• Task: Every record below should be printed exactly as given.

• Data to use:
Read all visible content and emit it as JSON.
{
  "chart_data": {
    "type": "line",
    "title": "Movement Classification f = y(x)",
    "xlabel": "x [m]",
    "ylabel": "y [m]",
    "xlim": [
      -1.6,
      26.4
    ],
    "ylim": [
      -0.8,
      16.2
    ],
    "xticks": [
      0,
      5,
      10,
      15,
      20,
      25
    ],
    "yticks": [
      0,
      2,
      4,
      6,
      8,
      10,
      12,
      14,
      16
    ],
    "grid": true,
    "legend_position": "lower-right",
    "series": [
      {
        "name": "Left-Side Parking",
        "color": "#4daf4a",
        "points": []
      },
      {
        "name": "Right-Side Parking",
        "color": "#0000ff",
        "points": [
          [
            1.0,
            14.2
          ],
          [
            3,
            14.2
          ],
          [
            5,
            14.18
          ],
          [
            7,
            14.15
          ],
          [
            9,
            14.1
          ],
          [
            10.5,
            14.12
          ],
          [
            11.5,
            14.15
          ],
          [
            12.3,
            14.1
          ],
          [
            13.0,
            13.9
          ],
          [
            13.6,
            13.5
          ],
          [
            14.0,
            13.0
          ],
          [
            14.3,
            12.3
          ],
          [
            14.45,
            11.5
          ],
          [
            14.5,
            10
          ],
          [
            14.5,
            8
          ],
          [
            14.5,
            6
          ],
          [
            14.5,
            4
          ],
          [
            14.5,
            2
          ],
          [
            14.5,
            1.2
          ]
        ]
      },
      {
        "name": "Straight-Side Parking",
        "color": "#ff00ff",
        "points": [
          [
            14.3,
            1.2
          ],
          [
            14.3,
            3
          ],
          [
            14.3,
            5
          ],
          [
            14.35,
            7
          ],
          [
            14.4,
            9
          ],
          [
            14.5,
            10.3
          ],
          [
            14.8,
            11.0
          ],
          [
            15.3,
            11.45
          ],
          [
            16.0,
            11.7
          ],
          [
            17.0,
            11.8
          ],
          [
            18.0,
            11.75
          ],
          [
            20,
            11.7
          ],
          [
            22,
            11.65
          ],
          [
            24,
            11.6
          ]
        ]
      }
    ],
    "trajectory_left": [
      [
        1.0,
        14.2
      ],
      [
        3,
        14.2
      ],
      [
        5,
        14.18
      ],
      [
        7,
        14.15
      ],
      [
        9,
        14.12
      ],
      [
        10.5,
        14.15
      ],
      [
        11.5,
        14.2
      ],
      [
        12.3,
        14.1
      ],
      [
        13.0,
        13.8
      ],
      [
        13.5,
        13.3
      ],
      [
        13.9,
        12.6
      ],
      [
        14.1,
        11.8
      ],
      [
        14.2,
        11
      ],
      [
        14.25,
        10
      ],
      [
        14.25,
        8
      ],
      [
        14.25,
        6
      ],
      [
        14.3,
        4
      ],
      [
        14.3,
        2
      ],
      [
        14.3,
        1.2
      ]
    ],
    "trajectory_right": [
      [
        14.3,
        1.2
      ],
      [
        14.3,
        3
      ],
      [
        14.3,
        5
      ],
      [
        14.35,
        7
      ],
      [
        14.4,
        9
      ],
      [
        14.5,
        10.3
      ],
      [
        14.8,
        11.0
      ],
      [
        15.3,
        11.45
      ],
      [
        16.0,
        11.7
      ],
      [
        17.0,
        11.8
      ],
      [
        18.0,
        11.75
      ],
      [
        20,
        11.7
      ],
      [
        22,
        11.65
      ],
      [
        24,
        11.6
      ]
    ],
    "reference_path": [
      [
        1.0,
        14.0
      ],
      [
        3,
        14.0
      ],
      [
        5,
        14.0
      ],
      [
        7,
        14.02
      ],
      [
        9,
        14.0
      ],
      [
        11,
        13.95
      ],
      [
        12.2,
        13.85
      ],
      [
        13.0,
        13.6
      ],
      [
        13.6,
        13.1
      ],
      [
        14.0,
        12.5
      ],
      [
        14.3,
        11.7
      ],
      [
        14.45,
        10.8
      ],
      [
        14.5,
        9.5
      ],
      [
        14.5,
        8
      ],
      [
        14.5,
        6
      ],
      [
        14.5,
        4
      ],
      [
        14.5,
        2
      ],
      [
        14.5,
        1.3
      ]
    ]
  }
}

• Answer in full:
Read all visible content and emit it as JSON.
{
  "chart_data": {
    "type": "line",
    "title": "Movement Classification f = y(x)",
    "xlabel": "x [m]",
    "ylabel": "y [m]",
    "xlim": [
      -1.6,
      26.4
    ],
    "ylim": [
      -0.8,
      16.2
    ],
    "xticks": [
      0,
      5,
      10,
      15,
      20,
      25
    ],
    "yticks": [
      0,
      2,
      4,
      6,
      8,
      10,
      12,
      14,
      16
    ],
    "grid": true,
    "legend_position": "lower-right",
    "series": [
      {
        "name": "Left-Side Parking",
        "color": "#4daf4a",
        "points": []
      },
      {
        "name": "Right-Side Parking",
        "color": "#0000ff",
        "points": [
          [
            1.0,
            14.2
          ],
          [
            3,
            14.2
          ],
          [
            5,
            14.18
          ],
          [
            7,
            14.15
          ],
          [
            9,
            14.1
          ],
          [
            10.5,
            14.12
          ],
          [
            11.5,
            14.15
          ],
          [
            12.3,
            14.1
          ],
          [
            13.0,
            13.9
          ],
          [
            13.6,
            13.5
          ],
          [
            14.0,
            13.0
          ],
          [
            14.3,
            12.3
          ],
          [
            14.45,
            11.5
          ],
          [
            14.5,
            10
          ],
          [
            14.5,
            8
          ],
          [
            14.5,
            6
          ],
          [
            14.5,
            4
          ],
          [
            14.5,
            2
          ],
          [
            14.5,
            1.2
          ]
        ]
      },
      {
        "name": "Straight-Side Parking",
        "color": "#ff00ff",
        "points": [
          [
            14.3,
            1.2
          ],
          [
            14.3,
            3
          ],
          [
            14.3,
            5
          ],
          [
            14.35,
            7
          ],
          [
            14.4,
            9
          ],
          [
            14.5,
            10.3
          ],
          [
            14.8,
            11.0
          ],
          [
            15.3,
            11.45
          ],
          [
            16.0,
            11.7
          ],
          [
            17.0,
            11.8
          ],
          [
            18.0,
            11.75
          ],
          [
            20,
            11.7
          ],
          [
            22,
            11.65
          ],
          [
            24,
            11.6
          ]
        ]
      }
    ],
    "trajectory_left": [
      [
        1.0,
        14.2
      ],
      [
        3,
        14.2
      ],
      [
        5,
        14.18
      ],
      [
        7,
        14.15
      ],
      [
        9,
        14.12
      ],
      [
        10.5,
        14.15
      ],
      [
        11.5,
        14.2
      ],
      [
        12.3,
        14.1
      ],
      [
        13.0,
        13.8
      ],
      [
        13.5,
        13.3
      ],
      [
        13.9,
        12.6
      ],
      [
        14.1,
        11.8
      ],
      [
        14.2,
        11
      ],
      [
        14.25,
        10
      ],
      [
        14.25,
        8
      ],
      [
        14.25,
        6
      ],
      [
        14.3,
        4
      ],
      [
        14.3,
        2
      ],
      [
        14.3,
        1.2
      ]
    ],
    "trajectory_right": [
      [
        14.3,
        1.2
      ],
      [
        14.3,
        3
      ],
      [
        14.3,
        5
      ],
      [
        14.35,
        7
      ],
      [
        14.4,
        9
      ],
      [
        14.5,
        10.3
      ],
      [
        14.8,
        11.0
      ],
      [
        15.3,
        11.45
      ],
      [
        16.0,
        11.7
      ],
      [
        17.0,
        11.8
      ],
      [
        18.0,
        11.75
      ],
      [
        20,
        11.7
      ],
      [
        22,
        11.65
      ],
      [
        24,
        11.6
      ]
    ],
    "reference_path": [
      [
        1.0,
        14.0
      ],
      [
        3,
        14.0
      ],
      [
        5,
        14.0
      ],
      [
        7,
        14.02
      ],
      [
        9,
        14.0
      ],
      [
        11,
        13.95
      ],
      [
        12.2,
        13.85
      ],
      [
        13.0,
        13.6
      ],
      [
        13.6,
        13.1
      ],
      [
        14.0,
        12.5
      ],
      [
        14.3,
        11.7
      ],
      [
        14.45,
        10.8
      ],
      [
        14.5,
        9.5
      ],
      [
        14.5,
        8
      ],
      [
        14.5,
        6
      ],
      [
        14.5,
        4
      ],
      [
        14.5,
        2
      ],
      [
        14.5,
        1.3
      ]
    ]
  }
}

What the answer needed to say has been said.